## start Dataset entries
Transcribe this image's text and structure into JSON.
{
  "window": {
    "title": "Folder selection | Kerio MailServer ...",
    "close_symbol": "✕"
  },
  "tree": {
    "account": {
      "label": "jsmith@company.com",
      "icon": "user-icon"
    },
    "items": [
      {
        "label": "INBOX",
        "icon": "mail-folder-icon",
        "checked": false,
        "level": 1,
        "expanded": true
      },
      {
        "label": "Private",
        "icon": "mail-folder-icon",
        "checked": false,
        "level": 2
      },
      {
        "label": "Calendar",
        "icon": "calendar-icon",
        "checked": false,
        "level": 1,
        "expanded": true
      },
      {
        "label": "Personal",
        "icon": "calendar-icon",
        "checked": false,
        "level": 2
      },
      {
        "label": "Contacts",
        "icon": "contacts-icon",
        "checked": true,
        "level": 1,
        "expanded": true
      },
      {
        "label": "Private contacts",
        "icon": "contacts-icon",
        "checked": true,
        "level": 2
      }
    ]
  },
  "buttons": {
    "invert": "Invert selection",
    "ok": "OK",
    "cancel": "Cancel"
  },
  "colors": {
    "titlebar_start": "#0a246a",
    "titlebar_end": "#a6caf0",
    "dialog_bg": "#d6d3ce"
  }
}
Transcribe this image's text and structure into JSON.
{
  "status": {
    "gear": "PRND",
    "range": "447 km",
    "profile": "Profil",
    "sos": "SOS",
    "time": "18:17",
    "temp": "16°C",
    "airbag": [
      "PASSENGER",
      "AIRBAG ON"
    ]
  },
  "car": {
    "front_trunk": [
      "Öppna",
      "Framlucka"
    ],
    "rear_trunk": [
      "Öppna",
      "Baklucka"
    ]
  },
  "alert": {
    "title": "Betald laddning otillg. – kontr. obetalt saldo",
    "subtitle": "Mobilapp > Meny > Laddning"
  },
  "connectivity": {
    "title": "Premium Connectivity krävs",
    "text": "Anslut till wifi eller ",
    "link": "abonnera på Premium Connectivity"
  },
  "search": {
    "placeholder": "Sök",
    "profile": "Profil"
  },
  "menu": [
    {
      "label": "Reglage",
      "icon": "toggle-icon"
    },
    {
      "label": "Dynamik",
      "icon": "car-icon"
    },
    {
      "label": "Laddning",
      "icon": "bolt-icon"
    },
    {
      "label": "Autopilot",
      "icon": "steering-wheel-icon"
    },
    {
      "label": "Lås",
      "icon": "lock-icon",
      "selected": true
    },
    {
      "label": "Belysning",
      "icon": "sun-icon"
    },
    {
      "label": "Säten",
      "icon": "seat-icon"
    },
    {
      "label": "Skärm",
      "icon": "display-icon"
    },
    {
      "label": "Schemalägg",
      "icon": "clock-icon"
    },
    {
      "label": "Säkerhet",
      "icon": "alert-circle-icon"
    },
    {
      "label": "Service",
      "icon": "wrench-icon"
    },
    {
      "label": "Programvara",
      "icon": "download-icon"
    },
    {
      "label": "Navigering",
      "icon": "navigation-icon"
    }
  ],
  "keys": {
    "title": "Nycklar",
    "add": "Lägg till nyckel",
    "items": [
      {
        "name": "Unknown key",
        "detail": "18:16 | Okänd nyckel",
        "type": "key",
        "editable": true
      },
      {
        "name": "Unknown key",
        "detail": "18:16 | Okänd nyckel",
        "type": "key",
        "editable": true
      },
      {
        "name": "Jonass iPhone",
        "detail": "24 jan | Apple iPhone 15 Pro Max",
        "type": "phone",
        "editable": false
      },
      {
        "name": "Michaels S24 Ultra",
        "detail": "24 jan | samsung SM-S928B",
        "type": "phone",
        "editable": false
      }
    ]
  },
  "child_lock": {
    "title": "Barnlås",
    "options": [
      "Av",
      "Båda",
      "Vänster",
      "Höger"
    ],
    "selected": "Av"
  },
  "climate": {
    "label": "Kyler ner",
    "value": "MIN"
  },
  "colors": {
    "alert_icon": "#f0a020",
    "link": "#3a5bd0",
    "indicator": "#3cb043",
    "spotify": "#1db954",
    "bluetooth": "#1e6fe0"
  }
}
## end Dataset entries
◆ Task objective ◆
Give back the data above exactly as it appears.

◆ Correct output ◆
Transcribe this image's text and structure into JSON.
{
  "window": {
    "title": "Folder selection | Kerio MailServer ...",
    "close_symbol": "✕"
  },
  "tree": {
    "account": {
      "label": "jsmith@company.com",
      "icon": "user-icon"
    },
    "items": [
      {
        "label": "INBOX",
        "icon": "mail-folder-icon",
        "checked": false,
        "level": 1,
        "expanded": true
      },
      {
        "label": "Private",
        "icon": "mail-folder-icon",
        "checked": false,
        "level": 2
      },
      {
        "label": "Calendar",
        "icon": "calendar-icon",
        "checked": false,
        "level": 1,
        "expanded": true
      },
      {
        "label": "Personal",
        "icon": "calendar-icon",
        "checked": false,
        "level": 2
      },
      {
        "label": "Contacts",
        "icon": "contacts-icon",
        "checked": true,
        "level": 1,
        "expanded": true
      },
      {
        "label": "Private contacts",
        "icon": "contacts-icon",
        "checked": true,
        "level": 2
      }
    ]
  },
  "buttons": {
    "invert": "Invert selection",
    "ok": "OK",
    "cancel": "Cancel"
  },
  "colors": {
    "titlebar_start": "#0a246a",
    "titlebar_end": "#a6caf0",
    "dialog_bg": "#d6d3ce"
  }
}
Transcribe this image's text and structure into JSON.
{
  "status": {
    "gear": "PRND",
    "range": "447 km",
    "profile": "Profil",
    "sos": "SOS",
    "time": "18:17",
    "temp": "16°C",
    "airbag": [
      "PASSENGER",
      "AIRBAG ON"
    ]
  },
  "car": {
    "front_trunk": [
      "Öppna",
      "Framlucka"
    ],
    "rear_trunk": [
      "Öppna",
      "Baklucka"
    ]
  },
  "alert": {
    "title": "Betald laddning otillg. – kontr. obetalt saldo",
    "subtitle": "Mobilapp > Meny > Laddning"
  },
  "connectivity": {
    "title": "Premium Connectivity krävs",
    "text": "Anslut till wifi eller ",
    "link": "abonnera på Premium Connectivity"
  },
  "search": {
    "placeholder": "Sök",
    "profile": "Profil"
  },
  "menu": [
    {
      "label": "Reglage",
      "icon": "toggle-icon"
    },
    {
      "label": "Dynamik",
      "icon": "car-icon"
    },
    {
      "label": "Laddning",
      "icon": "bolt-icon"
    },
    {
      "label": "Autopilot",
      "icon": "steering-wheel-icon"
    },
    {
      "label": "Lås",
      "icon": "lock-icon",
      "selected": true
    },
    {
      "label": "Belysning",
      "icon": "sun-icon"
    },
    {
      "label": "Säten",
      "icon": "seat-icon"
    },
    {
      "label": "Skärm",
      "icon": "display-icon"
    },
    {
      "label": "Schemalägg",
      "icon": "clock-icon"
    },
    {
      "label": "Säkerhet",
      "icon": "alert-circle-icon"
    },
    {
      "label": "Service",
      "icon": "wrench-icon"
    },
    {
      "label": "Programvara",
      "icon": "download-icon"
    },
    {
      "label": "Navigering",
      "icon": "navigation-icon"
    }
  ],
  "keys": {
    "title": "Nycklar",
    "add": "Lägg till nyckel",
    "items": [
      {
        "name": "Unknown key",
        "detail": "18:16 | Okänd nyckel",
        "type": "key",
        "editable": true
      },
      {
        "name": "Unknown key",
        "detail": "18:16 | Okänd nyckel",
        "type": "key",
        "editable": true
      },
      {
        "name": "Jonass iPhone",
        "detail": "24 jan | Apple iPhone 15 Pro Max",
        "type": "phone",
        "editable": false
      },
      {
        "name": "Michaels S24 Ultra",
        "detail": "24 jan | samsung SM-S928B",
        "type": "phone",
        "editable": false
      }
    ]
  },
  "child_lock": {
    "title": "Barnlås",
    "options": [
      "Av",
      "Båda",
      "Vänster",
      "Höger"
    ],
    "selected": "Av"
  },
  "climate": {
    "label": "Kyler ner",
    "value": "MIN"
  },
  "colors": {
    "alert_icon": "#f0a020",
    "link": "#3a5bd0",
    "indicator": "#3cb043",
    "spotify": "#1db954",
    "bluetooth": "#1e6fe0"
  }
}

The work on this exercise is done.